→ **EXERCISE DESCRIPTION**: Repeat the whole listing exactly as written.

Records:
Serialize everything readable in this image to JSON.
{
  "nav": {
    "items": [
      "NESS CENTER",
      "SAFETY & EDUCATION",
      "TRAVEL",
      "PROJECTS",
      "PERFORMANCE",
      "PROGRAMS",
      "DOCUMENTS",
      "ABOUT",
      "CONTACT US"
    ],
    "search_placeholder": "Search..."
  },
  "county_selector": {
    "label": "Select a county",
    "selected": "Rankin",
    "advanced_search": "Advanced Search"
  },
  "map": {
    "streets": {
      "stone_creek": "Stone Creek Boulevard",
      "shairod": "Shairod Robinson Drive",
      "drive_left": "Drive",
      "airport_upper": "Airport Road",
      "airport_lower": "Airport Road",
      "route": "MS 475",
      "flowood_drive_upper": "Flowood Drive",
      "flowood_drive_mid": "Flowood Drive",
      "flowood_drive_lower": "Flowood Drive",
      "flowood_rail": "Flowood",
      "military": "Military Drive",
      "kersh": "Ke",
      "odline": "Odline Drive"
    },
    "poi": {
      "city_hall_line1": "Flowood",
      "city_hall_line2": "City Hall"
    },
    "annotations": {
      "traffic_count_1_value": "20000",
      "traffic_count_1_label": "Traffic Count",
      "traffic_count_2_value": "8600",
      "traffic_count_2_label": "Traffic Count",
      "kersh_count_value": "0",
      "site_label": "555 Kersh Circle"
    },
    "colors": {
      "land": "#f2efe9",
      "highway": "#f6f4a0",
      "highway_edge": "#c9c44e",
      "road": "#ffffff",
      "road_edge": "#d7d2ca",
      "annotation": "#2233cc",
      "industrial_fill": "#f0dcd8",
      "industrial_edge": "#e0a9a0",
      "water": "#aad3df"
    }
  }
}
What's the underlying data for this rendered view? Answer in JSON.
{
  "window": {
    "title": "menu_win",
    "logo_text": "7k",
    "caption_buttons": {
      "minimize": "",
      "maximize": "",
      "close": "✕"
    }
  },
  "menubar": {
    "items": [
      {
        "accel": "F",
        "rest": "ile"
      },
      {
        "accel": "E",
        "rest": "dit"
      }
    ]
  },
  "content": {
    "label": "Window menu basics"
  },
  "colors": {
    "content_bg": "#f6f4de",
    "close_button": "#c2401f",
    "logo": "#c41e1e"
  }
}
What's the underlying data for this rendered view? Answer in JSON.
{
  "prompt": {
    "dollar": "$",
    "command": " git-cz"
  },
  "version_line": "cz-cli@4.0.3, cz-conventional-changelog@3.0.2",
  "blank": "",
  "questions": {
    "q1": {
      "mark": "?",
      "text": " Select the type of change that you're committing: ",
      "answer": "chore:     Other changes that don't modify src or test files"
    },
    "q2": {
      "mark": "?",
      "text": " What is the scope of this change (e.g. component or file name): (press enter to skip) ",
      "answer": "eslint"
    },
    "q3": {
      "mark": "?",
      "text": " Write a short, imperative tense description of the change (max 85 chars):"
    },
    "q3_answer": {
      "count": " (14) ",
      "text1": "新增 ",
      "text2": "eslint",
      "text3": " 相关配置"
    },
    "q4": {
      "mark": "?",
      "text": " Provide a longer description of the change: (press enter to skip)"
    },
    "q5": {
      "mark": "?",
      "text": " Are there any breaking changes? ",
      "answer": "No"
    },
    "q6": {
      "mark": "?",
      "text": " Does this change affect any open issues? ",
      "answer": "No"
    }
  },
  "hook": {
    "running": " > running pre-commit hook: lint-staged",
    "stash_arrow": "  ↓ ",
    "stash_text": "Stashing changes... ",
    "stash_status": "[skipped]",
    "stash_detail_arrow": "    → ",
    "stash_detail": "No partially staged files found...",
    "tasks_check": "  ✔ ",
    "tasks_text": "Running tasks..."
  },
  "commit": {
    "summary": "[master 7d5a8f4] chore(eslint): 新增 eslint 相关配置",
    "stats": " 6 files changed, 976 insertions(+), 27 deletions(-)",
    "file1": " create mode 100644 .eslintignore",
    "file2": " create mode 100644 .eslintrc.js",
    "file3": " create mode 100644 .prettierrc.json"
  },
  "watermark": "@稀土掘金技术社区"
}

→ **OUTPUT FOR THIS EXERCISE**:
Serialize everything readable in this image to JSON.
{
  "nav": {
    "items": [
      "NESS CENTER",
      "SAFETY & EDUCATION",
      "TRAVEL",
      "PROJECTS",
      "PERFORMANCE",
      "PROGRAMS",
      "DOCUMENTS",
      "ABOUT",
      "CONTACT US"
    ],
    "search_placeholder": "Search..."
  },
  "county_selector": {
    "label": "Select a county",
    "selected": "Rankin",
    "advanced_search": "Advanced Search"
  },
  "map": {
    "streets": {
      "stone_creek": "Stone Creek Boulevard",
      "shairod": "Shairod Robinson Drive",
      "drive_left": "Drive",
      "airport_upper": "Airport Road",
      "airport_lower": "Airport Road",
      "route": "MS 475",
      "flowood_drive_upper": "Flowood Drive",
      "flowood_drive_mid": "Flowood Drive",
      "flowood_drive_lower": "Flowood Drive",
      "flowood_rail": "Flowood",
      "military": "Military Drive",
      "kersh": "Ke",
      "odline": "Odline Drive"
    },
    "poi": {
      "city_hall_line1": "Flowood",
      "city_hall_line2": "City Hall"
    },
    "annotations": {
      "traffic_count_1_value": "20000",
      "traffic_count_1_label": "Traffic Count",
      "traffic_count_2_value": "8600",
      "traffic_count_2_label": "Traffic Count",
      "kersh_count_value": "0",
      "site_label": "555 Kersh Circle"
    },
    "colors": {
      "land": "#f2efe9",
      "highway": "#f6f4a0",
      "highway_edge": "#c9c44e",
      "road": "#ffffff",
      "road_edge": "#d7d2ca",
      "annotation": "#2233cc",
      "industrial_fill": "#f0dcd8",
      "industrial_edge": "#e0a9a0",
      "water": "#aad3df"
    }
  }
}
What's the underlying data for this rendered view? Answer in JSON.
{
  "window": {
    "title": "menu_win",
    "logo_text": "7k",
    "caption_buttons": {
      "minimize": "",
      "maximize": "",
      "close": "✕"
    }
  },
  "menubar": {
    "items": [
      {
        "accel": "F",
        "rest": "ile"
      },
      {
        "accel": "E",
        "rest": "dit"
      }
    ]
  },
  "content": {
    "label": "Window menu basics"
  },
  "colors": {
    "content_bg": "#f6f4de",
    "close_button": "#c2401f",
    "logo": "#c41e1e"
  }
}
What's the underlying data for this rendered view? Answer in JSON.
{
  "prompt": {
    "dollar": "$",
    "command": " git-cz"
  },
  "version_line": "cz-cli@4.0.3, cz-conventional-changelog@3.0.2",
  "blank": "",
  "questions": {
    "q1": {
      "mark": "?",
      "text": " Select the type of change that you're committing: ",
      "answer": "chore:     Other changes that don't modify src or test files"
    },
    "q2": {
      "mark": "?",
      "text": " What is the scope of this change (e.g. component or file name): (press enter to skip) ",
      "answer": "eslint"
    },
    "q3": {
      "mark": "?",
      "text": " Write a short, imperative tense description of the change (max 85 chars):"
    },
    "q3_answer": {
      "count": " (14) ",
      "text1": "新增 ",
      "text2": "eslint",
      "text3": " 相关配置"
    },
    "q4": {
      "mark": "?",
      "text": " Provide a longer description of the change: (press enter to skip)"
    },
    "q5": {
      "mark": "?",
      "text": " Are there any breaking changes? ",
      "answer": "No"
    },
    "q6": {
      "mark": "?",
      "text": " Does this change affect any open issues? ",
      "answer": "No"
    }
  },
  "hook": {
    "running": " > running pre-commit hook: lint-staged",
    "stash_arrow": "  ↓ ",
    "stash_text": "Stashing changes... ",
    "stash_status": "[skipped]",
    "stash_detail_arrow": "    → ",
    "stash_detail": "No partially staged files found...",
    "tasks_check": "  ✔ ",
    "tasks_text": "Running tasks..."
  },
  "commit": {
    "summary": "[master 7d5a8f4] chore(eslint): 新增 eslint 相关配置",
    "stats": " 6 files changed, 976 insertions(+), 27 deletions(-)",
    "file1": " create mode 100644 .eslintignore",
    "file2": " create mode 100644 .eslintrc.js",
    "file3": " create mode 100644 .prettierrc.json"
  },
  "watermark": "@稀土掘金技术社区"
}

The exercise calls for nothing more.